# TASK GOAL
Omit the images, then print each record below exactly as it reads.

# EXTRACTED MATERIAL
-.-.-

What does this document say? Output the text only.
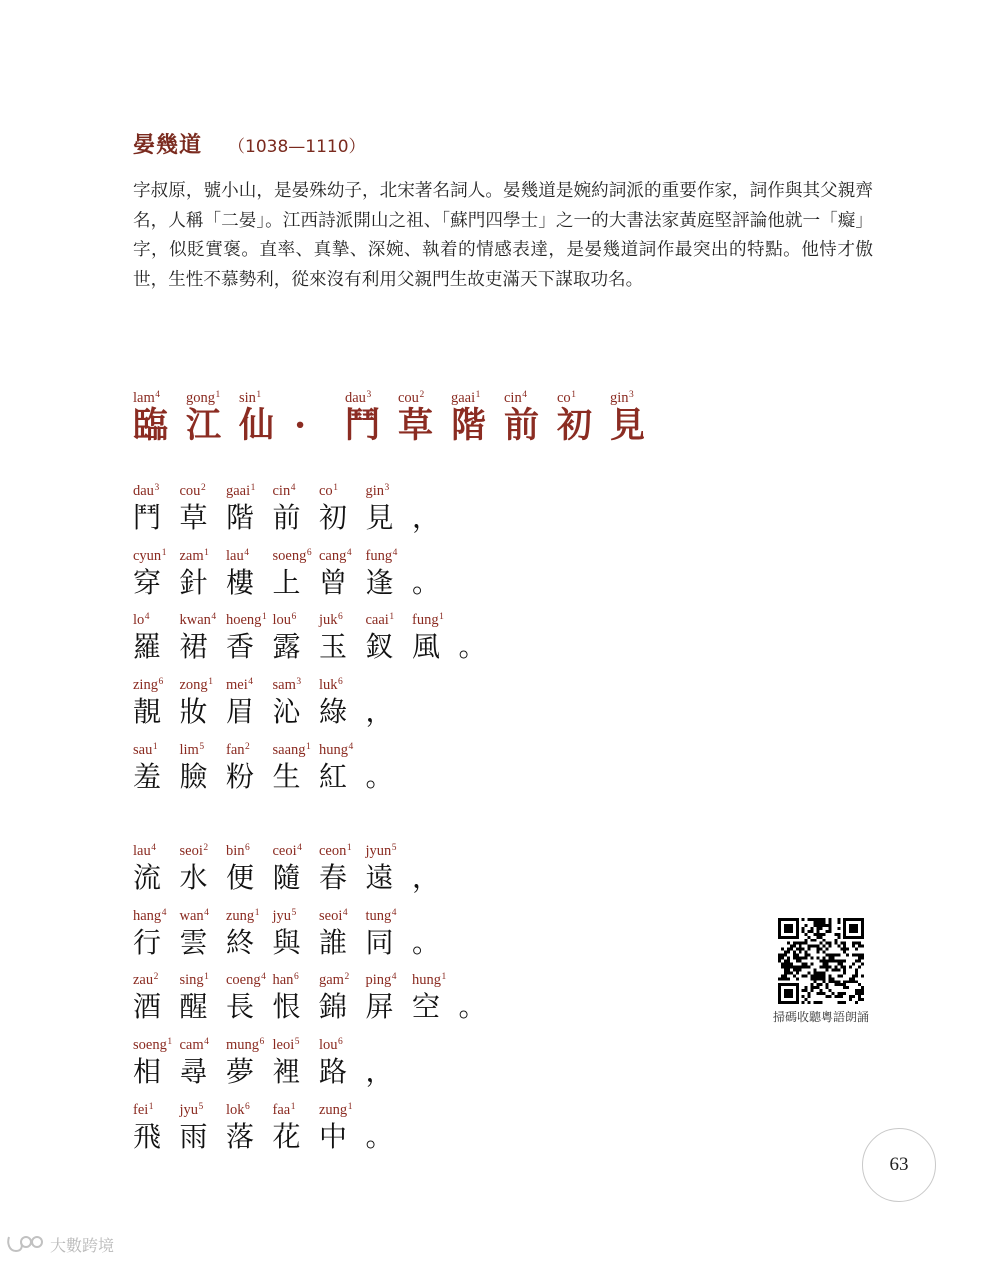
晏幾道 （1038—1110）

字叔原，號小山，是晏殊幼子，北宋著名詞人。晏幾道是婉約詞派的重要作家，詞作與其父親齊名，人稱「二晏」。江西詩派開山之祖、「蘇門四學士」之一的大書法家黃庭堅評論他就一「癡」字，似貶實褒。直率、真摯、深婉、執着的情感表達，是晏幾道詞作最突出的特點。他恃才傲世，生性不慕勢利，從來沒有利用父親門生故吏滿天下謀取功名。

lam$^4$
臨
gong$^1$
江
$\sin^1$
仙 ·
dau$^3$
鬥
cou$^2$
草
gaai$^1$
階
cin$^4$
前
$co^1$
初
gin$^3$
見
dau$^3$
鬥
cou$^2$
草
gaai$^1$
階
cin$^4$
前
$co^1$
初
gin$^3$
見 ，
cyun$^1$
穿
zam$^1$
針
lau$^4$
樓
soeng$^6$
上
cang$^4$
曾
fung$^4$
逢 。
$lo^4$
羅
kwan$^4$
裙
hoeng$^1$
香
lou$^6$
露
juk$^6$
玉
caai$^1$
釵
fung$^1$
風 。
zing$^6$
靚
zong$^1$
妝
mei$^4$
眉
sam$^3$
沁
luk$^6$
綠 ，
sau$^1$
羞
$\lim^5$
臉
fan$^2$
粉
saang$^1$
生
hung$^4$
紅 。
lau$^4$
流
seoi$^2$
水
bin$^6$
便
ceoi$^4$
隨
ceon$^1$
春
jyun$^5$
遠 ，
hang$^4$
行
wan$^4$
雲
zung$^1$
終
jyu$^5$
與
seoi$^4$
誰
tung$^4$
同 。
zau$^2$
酒
sing$^1$
醒
coeng$^4$
長
han$^6$
恨
gam$^2$
錦
ping$^4$
屏
hung$^1$
空 。
soeng$^1$
相
cam$^4$
尋
mung$^6$
夢
leoi$^5$
裡
lou$^6$
路 ，
fei$^1$
飛
jyu$^5$
雨
lok$^6$
落
faa$^1$
花
zung$^1$
中 。
掃碼收聽粵語朗誦
63
大數跨境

-.-.-

# ANSWER TO THE TASK
What does this document say? Output the text only.
晏幾道 （1038—1110）

字叔原，號小山，是晏殊幼子，北宋著名詞人。晏幾道是婉約詞派的重要作家，詞作與其父親齊名，人稱「二晏」。江西詩派開山之祖、「蘇門四學士」之一的大書法家黃庭堅評論他就一「癡」字，似貶實褒。直率、真摯、深婉、執着的情感表達，是晏幾道詞作最突出的特點。他恃才傲世，生性不慕勢利，從來沒有利用父親門生故吏滿天下謀取功名。

lam$^4$
臨
gong$^1$
江
$\sin^1$
仙 ·
dau$^3$
鬥
cou$^2$
草
gaai$^1$
階
cin$^4$
前
$co^1$
初
gin$^3$
見
dau$^3$
鬥
cou$^2$
草
gaai$^1$
階
cin$^4$
前
$co^1$
初
gin$^3$
見 ，
cyun$^1$
穿
zam$^1$
針
lau$^4$
樓
soeng$^6$
上
cang$^4$
曾
fung$^4$
逢 。
$lo^4$
羅
kwan$^4$
裙
hoeng$^1$
香
lou$^6$
露
juk$^6$
玉
caai$^1$
釵
fung$^1$
風 。
zing$^6$
靚
zong$^1$
妝
mei$^4$
眉
sam$^3$
沁
luk$^6$
綠 ，
sau$^1$
羞
$\lim^5$
臉
fan$^2$
粉
saang$^1$
生
hung$^4$
紅 。
lau$^4$
流
seoi$^2$
水
bin$^6$
便
ceoi$^4$
隨
ceon$^1$
春
jyun$^5$
遠 ，
hang$^4$
行
wan$^4$
雲
zung$^1$
終
jyu$^5$
與
seoi$^4$
誰
tung$^4$
同 。
zau$^2$
酒
sing$^1$
醒
coeng$^4$
長
han$^6$
恨
gam$^2$
錦
ping$^4$
屏
hung$^1$
空 。
soeng$^1$
相
cam$^4$
尋
mung$^6$
夢
leoi$^5$
裡
lou$^6$
路 ，
fei$^1$
飛
jyu$^5$
雨
lok$^6$
落
faa$^1$
花
zung$^1$
中 。
掃碼收聽粵語朗誦
63
大數跨境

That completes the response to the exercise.